### [REQUIRED TASK]
Make an exact copy of the lines, leaving the pictures out.

(Rows from a figure dataset)
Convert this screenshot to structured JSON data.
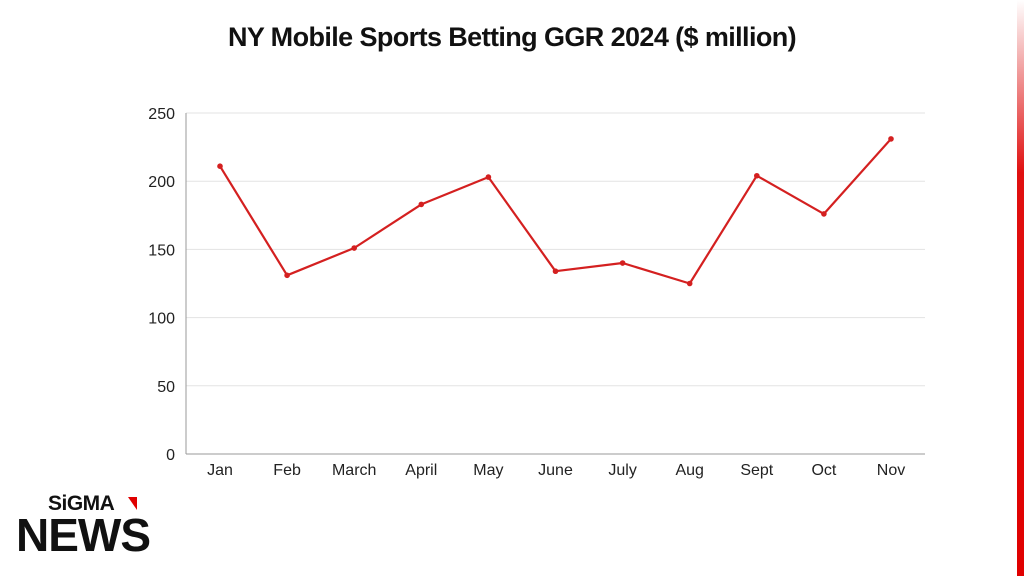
{
  "chart_data": {
    "type": "line",
    "title": "NY Mobile Sports Betting GGR 2024 ($ million)",
    "xlabel": "",
    "ylabel": "",
    "categories": [
      "Jan",
      "Feb",
      "March",
      "April",
      "May",
      "June",
      "July",
      "Aug",
      "Sept",
      "Oct",
      "Nov"
    ],
    "series": [
      {
        "values": [
          211,
          131,
          151,
          183,
          203,
          134,
          140,
          125,
          204,
          176,
          231
        ]
      }
    ],
    "ylim": [
      0,
      250
    ],
    "yticks": [
      0,
      50,
      100,
      150,
      200,
      250
    ],
    "grid": "horizontal",
    "legend": "none",
    "line_color": "#d42020"
  },
  "brand": {
    "top": "SiGMA",
    "bottom": "NEWS",
    "accent_color": "#e00000"
  }
}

### [TASK OUTPUT]
Convert this screenshot to structured JSON data.
{
  "chart_data": {
    "type": "line",
    "title": "NY Mobile Sports Betting GGR 2024 ($ million)",
    "xlabel": "",
    "ylabel": "",
    "categories": [
      "Jan",
      "Feb",
      "March",
      "April",
      "May",
      "June",
      "July",
      "Aug",
      "Sept",
      "Oct",
      "Nov"
    ],
    "series": [
      {
        "values": [
          211,
          131,
          151,
          183,
          203,
          134,
          140,
          125,
          204,
          176,
          231
        ]
      }
    ],
    "ylim": [
      0,
      250
    ],
    "yticks": [
      0,
      50,
      100,
      150,
      200,
      250
    ],
    "grid": "horizontal",
    "legend": "none",
    "line_color": "#d42020"
  },
  "brand": {
    "top": "SiGMA",
    "bottom": "NEWS",
    "accent_color": "#e00000"
  }
}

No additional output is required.